* **Written problem**
Every line below that contains "politiques" is to be copied.

(Dataset records)
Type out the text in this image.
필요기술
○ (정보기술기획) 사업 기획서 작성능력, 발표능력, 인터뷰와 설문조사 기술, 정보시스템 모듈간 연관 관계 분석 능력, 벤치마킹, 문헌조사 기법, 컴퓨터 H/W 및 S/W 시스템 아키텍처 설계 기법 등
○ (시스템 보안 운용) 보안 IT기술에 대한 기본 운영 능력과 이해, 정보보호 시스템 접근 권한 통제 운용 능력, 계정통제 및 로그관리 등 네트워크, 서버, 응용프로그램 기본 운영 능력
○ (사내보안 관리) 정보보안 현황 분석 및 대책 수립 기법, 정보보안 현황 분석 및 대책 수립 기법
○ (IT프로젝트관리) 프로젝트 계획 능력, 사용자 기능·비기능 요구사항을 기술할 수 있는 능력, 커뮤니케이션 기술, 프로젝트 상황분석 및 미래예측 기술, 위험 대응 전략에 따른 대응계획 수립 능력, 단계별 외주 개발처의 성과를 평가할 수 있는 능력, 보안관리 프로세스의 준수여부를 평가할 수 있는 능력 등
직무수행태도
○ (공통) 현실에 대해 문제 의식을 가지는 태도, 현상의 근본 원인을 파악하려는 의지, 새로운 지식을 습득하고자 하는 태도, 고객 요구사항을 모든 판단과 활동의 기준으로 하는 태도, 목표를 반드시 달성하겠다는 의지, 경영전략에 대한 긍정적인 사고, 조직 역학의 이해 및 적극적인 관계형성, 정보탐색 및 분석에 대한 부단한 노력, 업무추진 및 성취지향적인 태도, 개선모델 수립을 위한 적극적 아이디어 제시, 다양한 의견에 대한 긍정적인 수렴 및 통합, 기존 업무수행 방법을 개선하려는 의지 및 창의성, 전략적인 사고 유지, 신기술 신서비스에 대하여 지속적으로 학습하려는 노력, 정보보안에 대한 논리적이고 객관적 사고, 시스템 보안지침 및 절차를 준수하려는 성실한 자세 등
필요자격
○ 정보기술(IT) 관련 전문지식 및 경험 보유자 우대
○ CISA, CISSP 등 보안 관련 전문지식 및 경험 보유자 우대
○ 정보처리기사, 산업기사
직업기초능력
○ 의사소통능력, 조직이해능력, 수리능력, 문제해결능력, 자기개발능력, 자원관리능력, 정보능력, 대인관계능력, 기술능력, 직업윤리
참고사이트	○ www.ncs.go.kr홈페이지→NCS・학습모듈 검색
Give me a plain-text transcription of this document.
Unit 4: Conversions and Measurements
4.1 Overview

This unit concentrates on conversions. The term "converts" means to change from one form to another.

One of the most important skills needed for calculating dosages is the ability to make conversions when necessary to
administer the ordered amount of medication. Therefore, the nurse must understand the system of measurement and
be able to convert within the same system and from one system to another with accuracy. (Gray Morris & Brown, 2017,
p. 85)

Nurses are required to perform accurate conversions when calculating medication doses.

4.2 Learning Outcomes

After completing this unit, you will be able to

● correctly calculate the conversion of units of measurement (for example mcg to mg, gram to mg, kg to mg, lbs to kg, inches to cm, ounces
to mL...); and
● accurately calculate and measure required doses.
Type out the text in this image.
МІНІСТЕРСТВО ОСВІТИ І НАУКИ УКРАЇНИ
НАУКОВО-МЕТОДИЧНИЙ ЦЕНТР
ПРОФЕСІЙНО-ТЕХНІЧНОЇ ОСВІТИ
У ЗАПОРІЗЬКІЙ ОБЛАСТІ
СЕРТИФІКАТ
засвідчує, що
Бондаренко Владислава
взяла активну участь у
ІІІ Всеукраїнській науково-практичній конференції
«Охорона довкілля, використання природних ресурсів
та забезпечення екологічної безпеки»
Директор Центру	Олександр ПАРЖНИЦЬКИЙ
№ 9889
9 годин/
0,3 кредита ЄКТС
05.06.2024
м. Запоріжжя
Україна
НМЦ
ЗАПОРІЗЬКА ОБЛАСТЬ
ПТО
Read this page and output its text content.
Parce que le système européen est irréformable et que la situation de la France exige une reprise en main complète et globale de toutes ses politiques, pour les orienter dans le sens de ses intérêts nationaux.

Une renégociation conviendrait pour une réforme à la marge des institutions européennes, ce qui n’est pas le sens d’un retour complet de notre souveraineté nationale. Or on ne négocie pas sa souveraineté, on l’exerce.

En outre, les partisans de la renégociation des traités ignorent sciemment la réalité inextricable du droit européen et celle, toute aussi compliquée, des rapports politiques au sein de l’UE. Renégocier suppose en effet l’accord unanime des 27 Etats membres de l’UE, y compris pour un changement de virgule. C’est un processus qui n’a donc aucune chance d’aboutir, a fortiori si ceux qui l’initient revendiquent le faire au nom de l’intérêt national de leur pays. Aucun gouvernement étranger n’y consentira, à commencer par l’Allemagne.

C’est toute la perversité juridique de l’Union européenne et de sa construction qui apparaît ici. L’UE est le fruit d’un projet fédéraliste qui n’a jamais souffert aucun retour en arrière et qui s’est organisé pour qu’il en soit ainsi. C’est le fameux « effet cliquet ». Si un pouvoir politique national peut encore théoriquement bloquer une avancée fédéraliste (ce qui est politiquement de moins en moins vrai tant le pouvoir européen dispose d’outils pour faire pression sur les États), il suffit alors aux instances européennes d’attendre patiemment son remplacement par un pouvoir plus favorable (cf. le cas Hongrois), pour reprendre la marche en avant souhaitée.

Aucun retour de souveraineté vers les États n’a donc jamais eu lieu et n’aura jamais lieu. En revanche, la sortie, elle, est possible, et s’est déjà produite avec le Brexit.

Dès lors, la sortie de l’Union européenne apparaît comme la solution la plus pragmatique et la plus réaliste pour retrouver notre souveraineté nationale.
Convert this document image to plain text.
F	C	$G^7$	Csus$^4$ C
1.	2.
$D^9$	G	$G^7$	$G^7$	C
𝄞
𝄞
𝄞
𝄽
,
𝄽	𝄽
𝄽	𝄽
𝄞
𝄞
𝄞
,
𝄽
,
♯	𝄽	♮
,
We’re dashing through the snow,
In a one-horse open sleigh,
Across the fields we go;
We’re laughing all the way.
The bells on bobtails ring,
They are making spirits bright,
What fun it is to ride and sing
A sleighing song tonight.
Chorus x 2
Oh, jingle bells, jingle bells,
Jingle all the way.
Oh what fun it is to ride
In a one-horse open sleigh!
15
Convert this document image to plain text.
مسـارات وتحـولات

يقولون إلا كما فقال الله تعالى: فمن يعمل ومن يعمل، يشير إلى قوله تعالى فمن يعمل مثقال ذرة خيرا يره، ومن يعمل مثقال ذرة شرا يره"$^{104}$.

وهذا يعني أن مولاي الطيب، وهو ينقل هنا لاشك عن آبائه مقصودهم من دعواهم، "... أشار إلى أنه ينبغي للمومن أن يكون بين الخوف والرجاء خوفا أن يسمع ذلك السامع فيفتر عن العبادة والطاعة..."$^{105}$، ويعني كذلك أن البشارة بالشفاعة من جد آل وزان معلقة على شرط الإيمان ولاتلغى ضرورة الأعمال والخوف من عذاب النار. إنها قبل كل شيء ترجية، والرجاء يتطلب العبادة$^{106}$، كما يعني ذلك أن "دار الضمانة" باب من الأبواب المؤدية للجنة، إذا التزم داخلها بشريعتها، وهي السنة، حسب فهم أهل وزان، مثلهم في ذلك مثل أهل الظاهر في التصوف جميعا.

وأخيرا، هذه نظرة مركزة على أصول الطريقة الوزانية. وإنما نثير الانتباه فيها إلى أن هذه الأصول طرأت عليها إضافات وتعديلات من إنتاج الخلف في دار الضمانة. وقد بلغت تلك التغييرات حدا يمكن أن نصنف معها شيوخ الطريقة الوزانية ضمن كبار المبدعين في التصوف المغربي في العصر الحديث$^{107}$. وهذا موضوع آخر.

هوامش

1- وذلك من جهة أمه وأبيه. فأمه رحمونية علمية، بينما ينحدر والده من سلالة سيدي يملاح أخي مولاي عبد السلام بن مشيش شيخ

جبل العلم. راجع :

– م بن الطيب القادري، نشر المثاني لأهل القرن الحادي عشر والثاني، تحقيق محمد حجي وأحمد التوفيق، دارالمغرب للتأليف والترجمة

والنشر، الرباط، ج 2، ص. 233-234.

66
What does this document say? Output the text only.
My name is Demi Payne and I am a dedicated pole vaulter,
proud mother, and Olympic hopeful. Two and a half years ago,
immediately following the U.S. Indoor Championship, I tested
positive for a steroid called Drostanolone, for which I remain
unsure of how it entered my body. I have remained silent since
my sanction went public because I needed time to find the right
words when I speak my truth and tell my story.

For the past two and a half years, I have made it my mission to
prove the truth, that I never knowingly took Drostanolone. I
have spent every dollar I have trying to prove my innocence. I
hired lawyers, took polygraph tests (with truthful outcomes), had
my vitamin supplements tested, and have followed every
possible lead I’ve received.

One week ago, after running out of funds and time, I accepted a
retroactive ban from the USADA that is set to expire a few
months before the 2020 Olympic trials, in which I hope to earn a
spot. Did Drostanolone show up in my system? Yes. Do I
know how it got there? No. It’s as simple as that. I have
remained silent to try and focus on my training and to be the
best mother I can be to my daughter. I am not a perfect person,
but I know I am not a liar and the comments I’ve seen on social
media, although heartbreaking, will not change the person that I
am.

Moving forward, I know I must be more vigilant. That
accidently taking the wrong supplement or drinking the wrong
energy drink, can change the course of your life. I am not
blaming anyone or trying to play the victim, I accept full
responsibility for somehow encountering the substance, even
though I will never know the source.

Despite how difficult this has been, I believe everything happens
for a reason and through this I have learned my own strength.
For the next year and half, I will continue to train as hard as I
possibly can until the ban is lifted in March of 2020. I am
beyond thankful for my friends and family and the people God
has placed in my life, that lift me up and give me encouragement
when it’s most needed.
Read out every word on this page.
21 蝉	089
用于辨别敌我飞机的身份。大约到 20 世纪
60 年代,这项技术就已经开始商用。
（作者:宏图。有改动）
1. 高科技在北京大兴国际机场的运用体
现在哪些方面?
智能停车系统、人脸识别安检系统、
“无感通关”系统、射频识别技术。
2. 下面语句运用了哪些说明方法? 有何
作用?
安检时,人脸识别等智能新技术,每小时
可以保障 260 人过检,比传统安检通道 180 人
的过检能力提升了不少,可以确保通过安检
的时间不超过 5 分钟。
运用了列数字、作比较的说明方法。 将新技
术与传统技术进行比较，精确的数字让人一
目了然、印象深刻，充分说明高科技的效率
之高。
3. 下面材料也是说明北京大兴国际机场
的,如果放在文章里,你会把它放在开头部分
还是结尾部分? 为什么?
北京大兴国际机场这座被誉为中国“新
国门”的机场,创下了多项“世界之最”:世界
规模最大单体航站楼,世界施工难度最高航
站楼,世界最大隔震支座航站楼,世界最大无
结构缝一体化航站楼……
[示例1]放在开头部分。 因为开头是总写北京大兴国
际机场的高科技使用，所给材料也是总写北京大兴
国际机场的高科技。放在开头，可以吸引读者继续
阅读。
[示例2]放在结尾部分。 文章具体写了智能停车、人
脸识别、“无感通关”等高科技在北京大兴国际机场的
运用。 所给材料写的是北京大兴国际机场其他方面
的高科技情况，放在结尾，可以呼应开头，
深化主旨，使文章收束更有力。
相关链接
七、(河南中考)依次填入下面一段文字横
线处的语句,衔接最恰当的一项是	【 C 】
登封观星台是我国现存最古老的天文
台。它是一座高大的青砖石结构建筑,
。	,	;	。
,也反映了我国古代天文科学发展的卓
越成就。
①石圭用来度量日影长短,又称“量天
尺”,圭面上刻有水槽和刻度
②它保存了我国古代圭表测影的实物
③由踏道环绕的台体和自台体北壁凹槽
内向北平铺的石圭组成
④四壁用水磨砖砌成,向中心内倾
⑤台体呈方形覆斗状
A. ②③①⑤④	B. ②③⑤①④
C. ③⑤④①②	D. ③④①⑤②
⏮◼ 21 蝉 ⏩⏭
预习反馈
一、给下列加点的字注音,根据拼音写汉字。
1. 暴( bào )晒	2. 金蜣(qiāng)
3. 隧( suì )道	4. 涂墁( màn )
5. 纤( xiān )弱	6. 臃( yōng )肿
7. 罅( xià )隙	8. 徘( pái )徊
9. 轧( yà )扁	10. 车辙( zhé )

* **Correct answer**
Parce que le système européen est irréformable et que la situation de la France exige une reprise en main complète et globale de toutes ses politiques, pour les orienter dans le sens de ses intérêts nationaux.
En outre, les partisans de la renégociation des traités ignorent sciemment la réalité inextricable du droit européen et celle, toute aussi compliquée, des rapports politiques au sein de l’UE. Renégocier suppose en effet l’accord unanime des 27 Etats membres de l’UE, y compris pour un changement de virgule. C’est un processus qui n’a donc aucune chance d’aboutir, a fortiori si ceux qui l’initient revendiquent le faire au nom de l’intérêt national de leur pays. Aucun gouvernement étranger n’y consentira, à commencer par l’Allemagne.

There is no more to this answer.